Go through the data and copy every line exactly, but not the images.

....

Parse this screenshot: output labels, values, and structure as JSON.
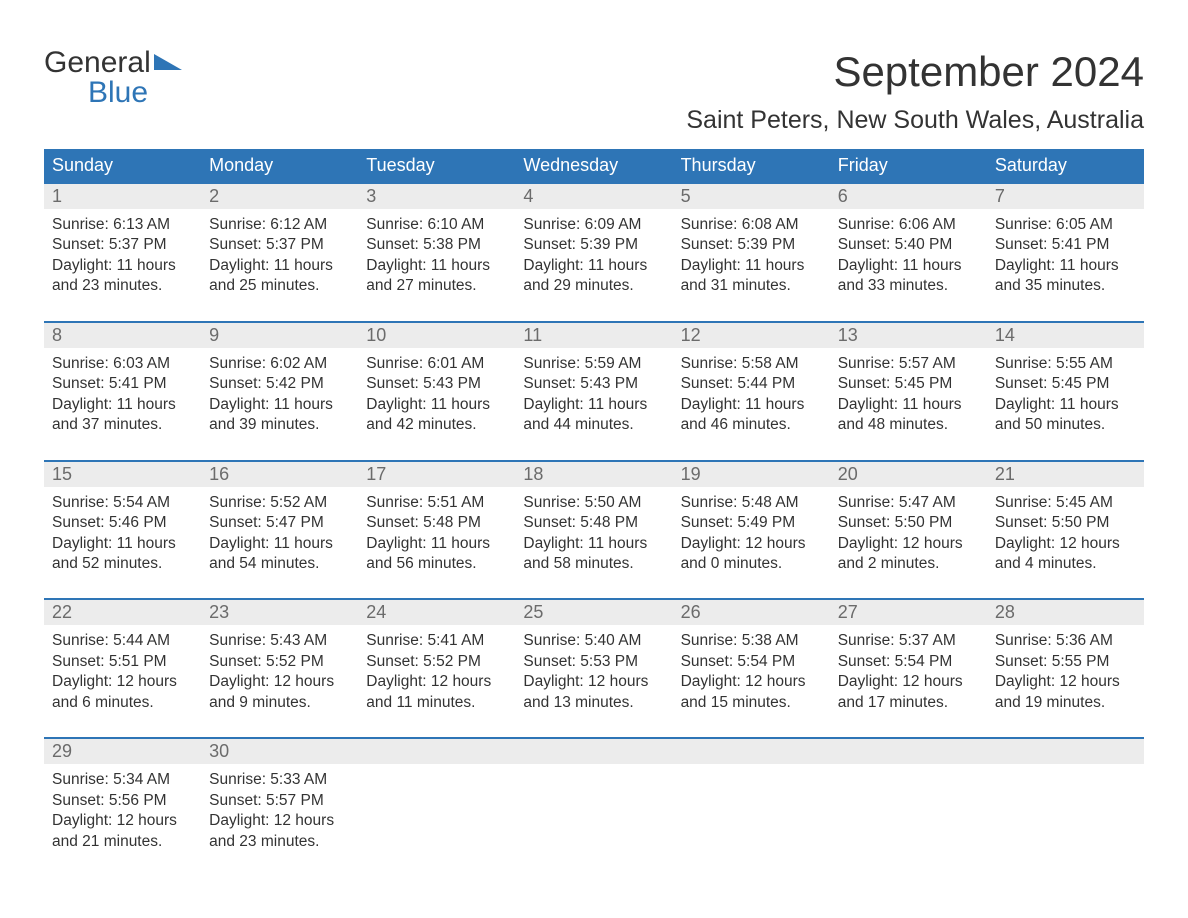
{
  "brand": {
    "line1": "General",
    "line2": "Blue",
    "text_color": "#333333",
    "accent_color": "#2e75b6"
  },
  "header": {
    "title": "September 2024",
    "location": "Saint Peters, New South Wales, Australia"
  },
  "calendar": {
    "type": "table",
    "columns": [
      "Sunday",
      "Monday",
      "Tuesday",
      "Wednesday",
      "Thursday",
      "Friday",
      "Saturday"
    ],
    "header_bg": "#2e75b6",
    "header_fg": "#ffffff",
    "row_accent": "#2e75b6",
    "daynum_bg": "#ececec",
    "background_color": "#ffffff",
    "text_color": "#333333",
    "daynum_color": "#6b6b6b",
    "body_fontsize": 15.5,
    "header_fontsize": 18,
    "weeks": [
      [
        {
          "n": "1",
          "sunrise": "6:13 AM",
          "sunset": "5:37 PM",
          "dl": "11 hours and 23 minutes."
        },
        {
          "n": "2",
          "sunrise": "6:12 AM",
          "sunset": "5:37 PM",
          "dl": "11 hours and 25 minutes."
        },
        {
          "n": "3",
          "sunrise": "6:10 AM",
          "sunset": "5:38 PM",
          "dl": "11 hours and 27 minutes."
        },
        {
          "n": "4",
          "sunrise": "6:09 AM",
          "sunset": "5:39 PM",
          "dl": "11 hours and 29 minutes."
        },
        {
          "n": "5",
          "sunrise": "6:08 AM",
          "sunset": "5:39 PM",
          "dl": "11 hours and 31 minutes."
        },
        {
          "n": "6",
          "sunrise": "6:06 AM",
          "sunset": "5:40 PM",
          "dl": "11 hours and 33 minutes."
        },
        {
          "n": "7",
          "sunrise": "6:05 AM",
          "sunset": "5:41 PM",
          "dl": "11 hours and 35 minutes."
        }
      ],
      [
        {
          "n": "8",
          "sunrise": "6:03 AM",
          "sunset": "5:41 PM",
          "dl": "11 hours and 37 minutes."
        },
        {
          "n": "9",
          "sunrise": "6:02 AM",
          "sunset": "5:42 PM",
          "dl": "11 hours and 39 minutes."
        },
        {
          "n": "10",
          "sunrise": "6:01 AM",
          "sunset": "5:43 PM",
          "dl": "11 hours and 42 minutes."
        },
        {
          "n": "11",
          "sunrise": "5:59 AM",
          "sunset": "5:43 PM",
          "dl": "11 hours and 44 minutes."
        },
        {
          "n": "12",
          "sunrise": "5:58 AM",
          "sunset": "5:44 PM",
          "dl": "11 hours and 46 minutes."
        },
        {
          "n": "13",
          "sunrise": "5:57 AM",
          "sunset": "5:45 PM",
          "dl": "11 hours and 48 minutes."
        },
        {
          "n": "14",
          "sunrise": "5:55 AM",
          "sunset": "5:45 PM",
          "dl": "11 hours and 50 minutes."
        }
      ],
      [
        {
          "n": "15",
          "sunrise": "5:54 AM",
          "sunset": "5:46 PM",
          "dl": "11 hours and 52 minutes."
        },
        {
          "n": "16",
          "sunrise": "5:52 AM",
          "sunset": "5:47 PM",
          "dl": "11 hours and 54 minutes."
        },
        {
          "n": "17",
          "sunrise": "5:51 AM",
          "sunset": "5:48 PM",
          "dl": "11 hours and 56 minutes."
        },
        {
          "n": "18",
          "sunrise": "5:50 AM",
          "sunset": "5:48 PM",
          "dl": "11 hours and 58 minutes."
        },
        {
          "n": "19",
          "sunrise": "5:48 AM",
          "sunset": "5:49 PM",
          "dl": "12 hours and 0 minutes."
        },
        {
          "n": "20",
          "sunrise": "5:47 AM",
          "sunset": "5:50 PM",
          "dl": "12 hours and 2 minutes."
        },
        {
          "n": "21",
          "sunrise": "5:45 AM",
          "sunset": "5:50 PM",
          "dl": "12 hours and 4 minutes."
        }
      ],
      [
        {
          "n": "22",
          "sunrise": "5:44 AM",
          "sunset": "5:51 PM",
          "dl": "12 hours and 6 minutes."
        },
        {
          "n": "23",
          "sunrise": "5:43 AM",
          "sunset": "5:52 PM",
          "dl": "12 hours and 9 minutes."
        },
        {
          "n": "24",
          "sunrise": "5:41 AM",
          "sunset": "5:52 PM",
          "dl": "12 hours and 11 minutes."
        },
        {
          "n": "25",
          "sunrise": "5:40 AM",
          "sunset": "5:53 PM",
          "dl": "12 hours and 13 minutes."
        },
        {
          "n": "26",
          "sunrise": "5:38 AM",
          "sunset": "5:54 PM",
          "dl": "12 hours and 15 minutes."
        },
        {
          "n": "27",
          "sunrise": "5:37 AM",
          "sunset": "5:54 PM",
          "dl": "12 hours and 17 minutes."
        },
        {
          "n": "28",
          "sunrise": "5:36 AM",
          "sunset": "5:55 PM",
          "dl": "12 hours and 19 minutes."
        }
      ],
      [
        {
          "n": "29",
          "sunrise": "5:34 AM",
          "sunset": "5:56 PM",
          "dl": "12 hours and 21 minutes."
        },
        {
          "n": "30",
          "sunrise": "5:33 AM",
          "sunset": "5:57 PM",
          "dl": "12 hours and 23 minutes."
        },
        null,
        null,
        null,
        null,
        null
      ]
    ],
    "labels": {
      "sunrise": "Sunrise: ",
      "sunset": "Sunset: ",
      "daylight": "Daylight: "
    }
  }
}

....

▸ **Task solution**
Parse this screenshot: output labels, values, and structure as JSON.
{
  "brand": {
    "line1": "General",
    "line2": "Blue",
    "text_color": "#333333",
    "accent_color": "#2e75b6"
  },
  "header": {
    "title": "September 2024",
    "location": "Saint Peters, New South Wales, Australia"
  },
  "calendar": {
    "type": "table",
    "columns": [
      "Sunday",
      "Monday",
      "Tuesday",
      "Wednesday",
      "Thursday",
      "Friday",
      "Saturday"
    ],
    "header_bg": "#2e75b6",
    "header_fg": "#ffffff",
    "row_accent": "#2e75b6",
    "daynum_bg": "#ececec",
    "background_color": "#ffffff",
    "text_color": "#333333",
    "daynum_color": "#6b6b6b",
    "body_fontsize": 15.5,
    "header_fontsize": 18,
    "weeks": [
      [
        {
          "n": "1",
          "sunrise": "6:13 AM",
          "sunset": "5:37 PM",
          "dl": "11 hours and 23 minutes."
        },
        {
          "n": "2",
          "sunrise": "6:12 AM",
          "sunset": "5:37 PM",
          "dl": "11 hours and 25 minutes."
        },
        {
          "n": "3",
          "sunrise": "6:10 AM",
          "sunset": "5:38 PM",
          "dl": "11 hours and 27 minutes."
        },
        {
          "n": "4",
          "sunrise": "6:09 AM",
          "sunset": "5:39 PM",
          "dl": "11 hours and 29 minutes."
        },
        {
          "n": "5",
          "sunrise": "6:08 AM",
          "sunset": "5:39 PM",
          "dl": "11 hours and 31 minutes."
        },
        {
          "n": "6",
          "sunrise": "6:06 AM",
          "sunset": "5:40 PM",
          "dl": "11 hours and 33 minutes."
        },
        {
          "n": "7",
          "sunrise": "6:05 AM",
          "sunset": "5:41 PM",
          "dl": "11 hours and 35 minutes."
        }
      ],
      [
        {
          "n": "8",
          "sunrise": "6:03 AM",
          "sunset": "5:41 PM",
          "dl": "11 hours and 37 minutes."
        },
        {
          "n": "9",
          "sunrise": "6:02 AM",
          "sunset": "5:42 PM",
          "dl": "11 hours and 39 minutes."
        },
        {
          "n": "10",
          "sunrise": "6:01 AM",
          "sunset": "5:43 PM",
          "dl": "11 hours and 42 minutes."
        },
        {
          "n": "11",
          "sunrise": "5:59 AM",
          "sunset": "5:43 PM",
          "dl": "11 hours and 44 minutes."
        },
        {
          "n": "12",
          "sunrise": "5:58 AM",
          "sunset": "5:44 PM",
          "dl": "11 hours and 46 minutes."
        },
        {
          "n": "13",
          "sunrise": "5:57 AM",
          "sunset": "5:45 PM",
          "dl": "11 hours and 48 minutes."
        },
        {
          "n": "14",
          "sunrise": "5:55 AM",
          "sunset": "5:45 PM",
          "dl": "11 hours and 50 minutes."
        }
      ],
      [
        {
          "n": "15",
          "sunrise": "5:54 AM",
          "sunset": "5:46 PM",
          "dl": "11 hours and 52 minutes."
        },
        {
          "n": "16",
          "sunrise": "5:52 AM",
          "sunset": "5:47 PM",
          "dl": "11 hours and 54 minutes."
        },
        {
          "n": "17",
          "sunrise": "5:51 AM",
          "sunset": "5:48 PM",
          "dl": "11 hours and 56 minutes."
        },
        {
          "n": "18",
          "sunrise": "5:50 AM",
          "sunset": "5:48 PM",
          "dl": "11 hours and 58 minutes."
        },
        {
          "n": "19",
          "sunrise": "5:48 AM",
          "sunset": "5:49 PM",
          "dl": "12 hours and 0 minutes."
        },
        {
          "n": "20",
          "sunrise": "5:47 AM",
          "sunset": "5:50 PM",
          "dl": "12 hours and 2 minutes."
        },
        {
          "n": "21",
          "sunrise": "5:45 AM",
          "sunset": "5:50 PM",
          "dl": "12 hours and 4 minutes."
        }
      ],
      [
        {
          "n": "22",
          "sunrise": "5:44 AM",
          "sunset": "5:51 PM",
          "dl": "12 hours and 6 minutes."
        },
        {
          "n": "23",
          "sunrise": "5:43 AM",
          "sunset": "5:52 PM",
          "dl": "12 hours and 9 minutes."
        },
        {
          "n": "24",
          "sunrise": "5:41 AM",
          "sunset": "5:52 PM",
          "dl": "12 hours and 11 minutes."
        },
        {
          "n": "25",
          "sunrise": "5:40 AM",
          "sunset": "5:53 PM",
          "dl": "12 hours and 13 minutes."
        },
        {
          "n": "26",
          "sunrise": "5:38 AM",
          "sunset": "5:54 PM",
          "dl": "12 hours and 15 minutes."
        },
        {
          "n": "27",
          "sunrise": "5:37 AM",
          "sunset": "5:54 PM",
          "dl": "12 hours and 17 minutes."
        },
        {
          "n": "28",
          "sunrise": "5:36 AM",
          "sunset": "5:55 PM",
          "dl": "12 hours and 19 minutes."
        }
      ],
      [
        {
          "n": "29",
          "sunrise": "5:34 AM",
          "sunset": "5:56 PM",
          "dl": "12 hours and 21 minutes."
        },
        {
          "n": "30",
          "sunrise": "5:33 AM",
          "sunset": "5:57 PM",
          "dl": "12 hours and 23 minutes."
        },
        null,
        null,
        null,
        null,
        null
      ]
    ],
    "labels": {
      "sunrise": "Sunrise: ",
      "sunset": "Sunset: ",
      "daylight": "Daylight: "
    }
  }
}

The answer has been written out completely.